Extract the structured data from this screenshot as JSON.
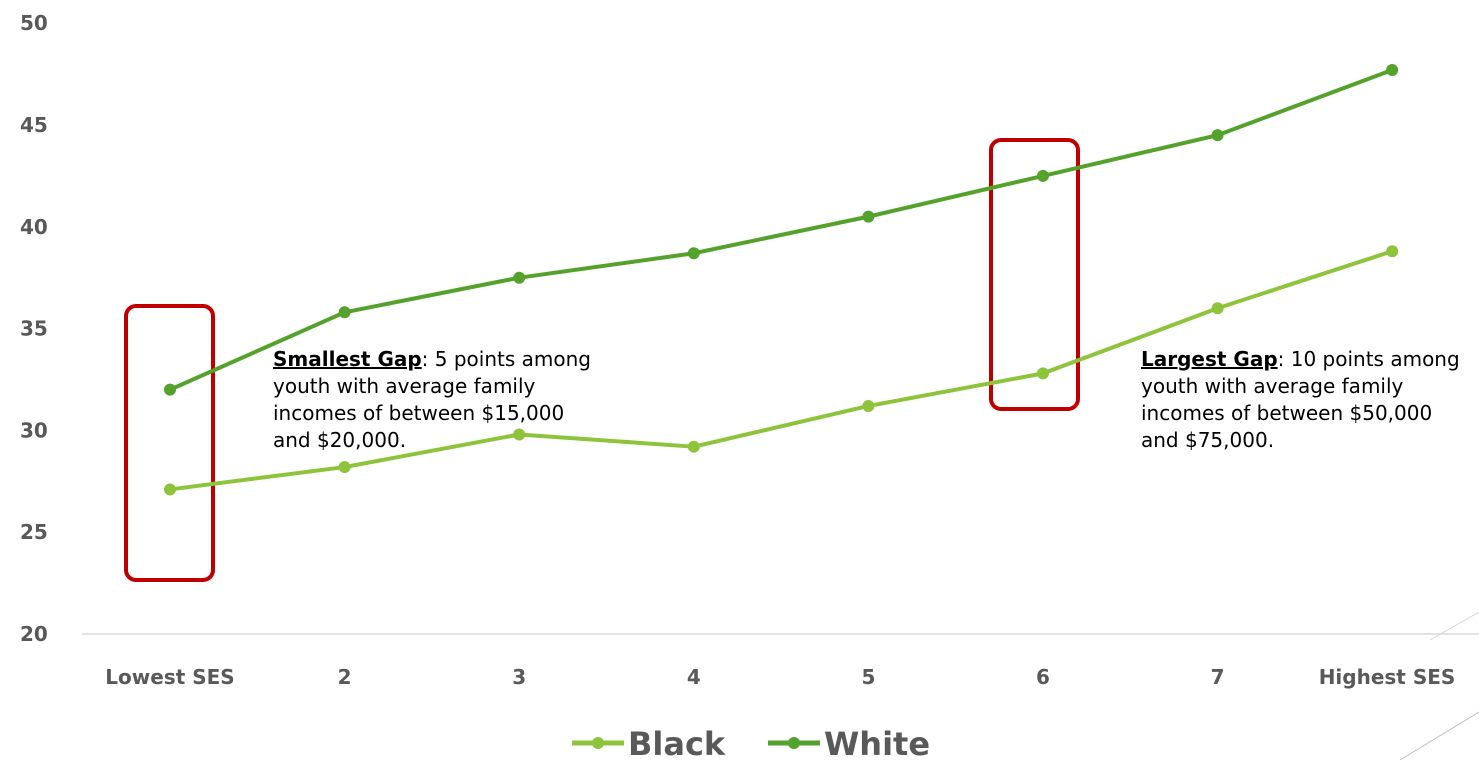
{
  "chart_data": {
    "type": "line",
    "categories": [
      "Lowest SES",
      "2",
      "3",
      "4",
      "5",
      "6",
      "7",
      "Highest SES"
    ],
    "series": [
      {
        "name": "Black",
        "color": "#8dc43b",
        "values": [
          27.1,
          28.2,
          29.8,
          29.2,
          31.2,
          32.8,
          36.0,
          38.8
        ]
      },
      {
        "name": "White",
        "color": "#54a22b",
        "values": [
          32.0,
          35.8,
          37.5,
          38.7,
          40.5,
          42.5,
          44.5,
          47.7
        ]
      }
    ],
    "yticks": [
      "20",
      "25",
      "30",
      "35",
      "40",
      "45",
      "50"
    ],
    "ylim": [
      20,
      50
    ],
    "legend_position": "bottom",
    "highlight_color": "#c00000",
    "annotations": [
      {
        "bold": "Smallest Gap",
        "rest": ": 5 points among youth with average family incomes of between $15,000 and $20,000."
      },
      {
        "bold": "Largest Gap",
        "rest": ": 10 points among youth with average family incomes of between $50,000 and $75,000."
      }
    ]
  }
}
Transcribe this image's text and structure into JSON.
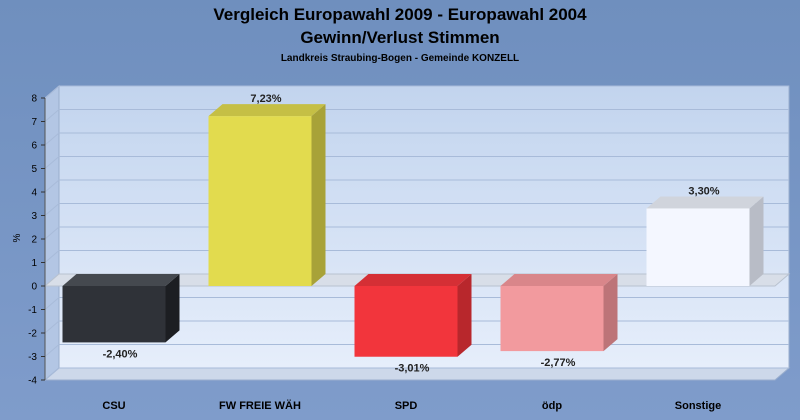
{
  "chart_data": {
    "type": "bar",
    "title_line1": "Vergleich Europawahl 2009 - Europawahl 2004",
    "title_line2": "Gewinn/Verlust Stimmen",
    "subtitle": "Landkreis Straubing-Bogen - Gemeinde KONZELL",
    "ylabel": "%",
    "ylim": [
      -4,
      8
    ],
    "yticks": [
      "-4",
      "-3",
      "-2",
      "-1",
      "0",
      "1",
      "2",
      "3",
      "4",
      "5",
      "6",
      "7",
      "8"
    ],
    "categories": [
      "CSU",
      "FW FREIE WÄH",
      "SPD",
      "ödp",
      "Sonstige"
    ],
    "values": [
      -2.4,
      7.23,
      -3.01,
      -2.77,
      3.3
    ],
    "value_labels": [
      "-2,40%",
      "7,23%",
      "-3,01%",
      "-2,77%",
      "3,30%"
    ],
    "colors": [
      "#2f3238",
      "#e2db4e",
      "#f2353c",
      "#f29a9e",
      "#f4f7ff"
    ],
    "side_colors": [
      "#1c1e22",
      "#a8a238",
      "#b8272c",
      "#bd7478",
      "#b8bcc6"
    ],
    "top_colors": [
      "#45494f",
      "#c5bf45",
      "#d52f35",
      "#d9868a",
      "#d0d4dc"
    ],
    "grid": true
  }
}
○ ○ ○
## Given request
Pictures are excluded; copy all other data exactly as shown.

## Written answer
Extract the structured data from this screenshot as JSON.
{
  "chart_data": {
    "type": "line",
    "categories": [
      "Lowest SES",
      "2",
      "3",
      "4",
      "5",
      "6",
      "7",
      "Highest SES"
    ],
    "series": [
      {
        "name": "Black",
        "color": "#8dc43b",
        "values": [
          27.1,
          28.2,
          29.8,
          29.2,
          31.2,
          32.8,
          36.0,
          38.8
        ]
      },
      {
        "name": "White",
        "color": "#54a22b",
        "values": [
          32.0,
          35.8,
          37.5,
          38.7,
          40.5,
          42.5,
          44.5,
          47.7
        ]
      }
    ],
    "yticks": [
      "20",
      "25",
      "30",
      "35",
      "40",
      "45",
      "50"
    ],
    "ylim": [
      20,
      50
    ],
    "legend_position": "bottom",
    "highlight_color": "#c00000",
    "annotations": [
      {
        "bold": "Smallest Gap",
        "rest": ": 5 points among youth with average family incomes of between $15,000 and $20,000."
      },
      {
        "bold": "Largest Gap",
        "rest": ": 10 points among youth with average family incomes of between $50,000 and $75,000."
      }
    ]
  }
}
Transcribe this image's text and structure into JSON.
{
  "chart_data": {
    "type": "bar",
    "title_line1": "Vergleich Europawahl 2009 - Europawahl 2004",
    "title_line2": "Gewinn/Verlust Stimmen",
    "subtitle": "Landkreis Straubing-Bogen - Gemeinde KONZELL",
    "ylabel": "%",
    "ylim": [
      -4,
      8
    ],
    "yticks": [
      "-4",
      "-3",
      "-2",
      "-1",
      "0",
      "1",
      "2",
      "3",
      "4",
      "5",
      "6",
      "7",
      "8"
    ],
    "categories": [
      "CSU",
      "FW FREIE WÄH",
      "SPD",
      "ödp",
      "Sonstige"
    ],
    "values": [
      -2.4,
      7.23,
      -3.01,
      -2.77,
      3.3
    ],
    "value_labels": [
      "-2,40%",
      "7,23%",
      "-3,01%",
      "-2,77%",
      "3,30%"
    ],
    "colors": [
      "#2f3238",
      "#e2db4e",
      "#f2353c",
      "#f29a9e",
      "#f4f7ff"
    ],
    "side_colors": [
      "#1c1e22",
      "#a8a238",
      "#b8272c",
      "#bd7478",
      "#b8bcc6"
    ],
    "top_colors": [
      "#45494f",
      "#c5bf45",
      "#d52f35",
      "#d9868a",
      "#d0d4dc"
    ],
    "grid": true
  }
}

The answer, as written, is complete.